BEGIN Stored rows

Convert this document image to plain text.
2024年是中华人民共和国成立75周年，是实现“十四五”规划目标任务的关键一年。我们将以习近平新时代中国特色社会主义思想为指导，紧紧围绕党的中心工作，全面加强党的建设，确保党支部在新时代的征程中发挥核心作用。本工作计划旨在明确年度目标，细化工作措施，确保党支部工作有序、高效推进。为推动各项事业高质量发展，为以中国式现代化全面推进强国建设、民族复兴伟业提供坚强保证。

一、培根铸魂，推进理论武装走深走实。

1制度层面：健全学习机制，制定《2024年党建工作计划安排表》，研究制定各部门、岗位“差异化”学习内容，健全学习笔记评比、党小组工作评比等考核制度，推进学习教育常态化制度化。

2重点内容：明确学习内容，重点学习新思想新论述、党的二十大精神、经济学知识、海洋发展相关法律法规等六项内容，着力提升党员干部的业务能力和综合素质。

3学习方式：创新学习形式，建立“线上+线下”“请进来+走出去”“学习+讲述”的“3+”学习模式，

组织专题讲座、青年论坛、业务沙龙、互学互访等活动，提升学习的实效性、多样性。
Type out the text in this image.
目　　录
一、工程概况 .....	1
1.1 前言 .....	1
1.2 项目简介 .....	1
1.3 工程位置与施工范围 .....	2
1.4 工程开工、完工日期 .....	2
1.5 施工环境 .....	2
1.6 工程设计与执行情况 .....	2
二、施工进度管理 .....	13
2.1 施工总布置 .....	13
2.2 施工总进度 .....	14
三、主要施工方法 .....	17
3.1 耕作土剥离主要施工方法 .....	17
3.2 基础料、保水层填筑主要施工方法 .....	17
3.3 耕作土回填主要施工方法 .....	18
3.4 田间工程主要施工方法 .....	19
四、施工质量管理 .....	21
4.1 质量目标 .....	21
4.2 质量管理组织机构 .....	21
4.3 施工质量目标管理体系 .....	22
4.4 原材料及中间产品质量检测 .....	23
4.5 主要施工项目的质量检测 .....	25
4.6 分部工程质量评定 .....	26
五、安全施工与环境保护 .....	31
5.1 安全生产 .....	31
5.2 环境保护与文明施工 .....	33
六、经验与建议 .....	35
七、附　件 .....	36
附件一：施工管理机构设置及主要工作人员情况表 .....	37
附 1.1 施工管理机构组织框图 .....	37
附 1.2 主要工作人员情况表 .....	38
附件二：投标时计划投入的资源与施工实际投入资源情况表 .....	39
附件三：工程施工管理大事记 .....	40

END Stored rows

* **Work to complete**
Out of the preceding entries, pull every line containing the string "text".

* **Response for this exercise**
Convert this document image to plain text.
Type out the text in this image.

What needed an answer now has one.